* _Stated task_
Using the material that follows, identify and copy each line with the string "username".

Records:

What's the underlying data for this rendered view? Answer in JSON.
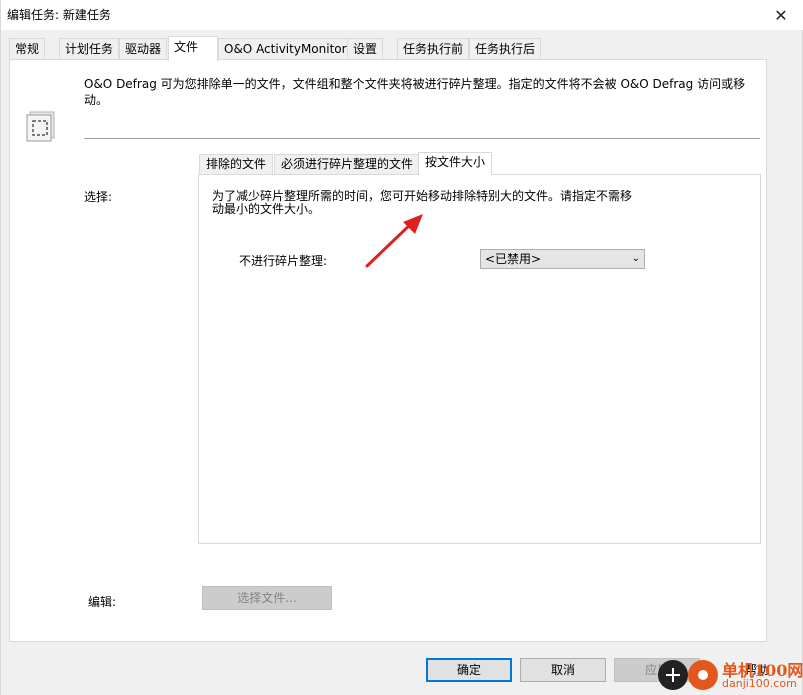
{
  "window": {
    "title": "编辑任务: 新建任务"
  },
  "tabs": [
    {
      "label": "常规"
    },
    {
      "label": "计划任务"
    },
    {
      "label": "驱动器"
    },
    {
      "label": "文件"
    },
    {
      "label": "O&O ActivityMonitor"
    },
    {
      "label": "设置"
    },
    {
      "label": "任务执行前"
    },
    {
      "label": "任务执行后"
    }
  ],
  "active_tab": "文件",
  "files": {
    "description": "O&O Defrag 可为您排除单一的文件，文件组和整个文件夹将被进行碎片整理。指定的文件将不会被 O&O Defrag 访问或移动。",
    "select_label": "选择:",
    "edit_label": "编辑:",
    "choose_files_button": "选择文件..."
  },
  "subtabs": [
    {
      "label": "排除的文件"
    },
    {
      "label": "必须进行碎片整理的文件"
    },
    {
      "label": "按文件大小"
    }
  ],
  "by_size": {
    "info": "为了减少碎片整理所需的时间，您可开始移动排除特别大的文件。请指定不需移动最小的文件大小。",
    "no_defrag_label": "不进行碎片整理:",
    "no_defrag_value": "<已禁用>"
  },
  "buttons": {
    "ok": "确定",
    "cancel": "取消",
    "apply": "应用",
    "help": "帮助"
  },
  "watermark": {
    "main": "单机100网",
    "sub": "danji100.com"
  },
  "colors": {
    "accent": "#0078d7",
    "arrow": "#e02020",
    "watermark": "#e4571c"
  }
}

* * *

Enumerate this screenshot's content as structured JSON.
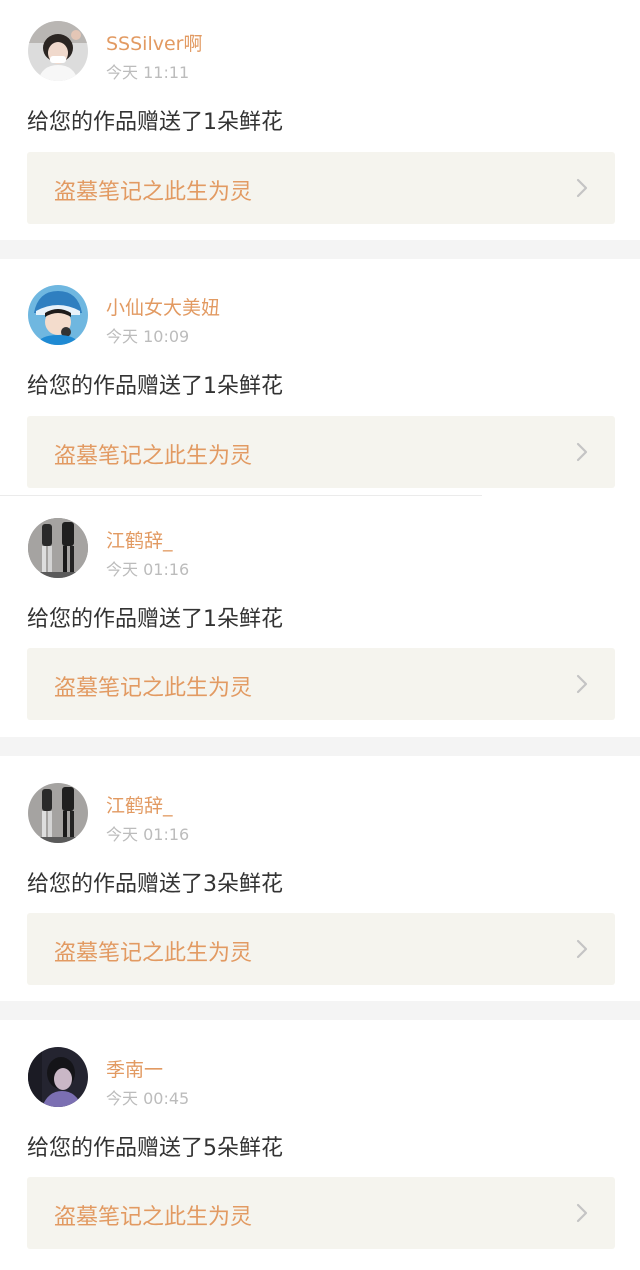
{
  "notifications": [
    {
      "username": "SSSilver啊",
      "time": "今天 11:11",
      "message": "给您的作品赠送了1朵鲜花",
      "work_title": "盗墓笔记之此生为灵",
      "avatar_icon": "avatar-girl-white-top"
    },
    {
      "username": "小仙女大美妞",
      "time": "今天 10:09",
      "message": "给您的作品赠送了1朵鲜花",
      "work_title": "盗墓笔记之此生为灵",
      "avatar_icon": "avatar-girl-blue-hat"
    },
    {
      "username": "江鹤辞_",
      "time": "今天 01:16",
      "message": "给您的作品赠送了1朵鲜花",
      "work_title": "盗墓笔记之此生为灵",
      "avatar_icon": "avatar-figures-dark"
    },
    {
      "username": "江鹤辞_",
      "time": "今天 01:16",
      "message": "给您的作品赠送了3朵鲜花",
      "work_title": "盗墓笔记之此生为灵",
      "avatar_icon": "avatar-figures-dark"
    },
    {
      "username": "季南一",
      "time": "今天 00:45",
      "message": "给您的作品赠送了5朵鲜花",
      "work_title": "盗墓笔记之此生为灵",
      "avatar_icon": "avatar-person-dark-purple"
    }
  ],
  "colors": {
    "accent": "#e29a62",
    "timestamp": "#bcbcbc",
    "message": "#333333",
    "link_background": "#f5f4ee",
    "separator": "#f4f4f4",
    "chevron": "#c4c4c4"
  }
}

* _Expected answer_
      "username": "SSSilver啊",
      "username": "小仙女大美妞",
      "username": "江鹤辞_",
      "username": "江鹤辞_",
      "username": "季南一",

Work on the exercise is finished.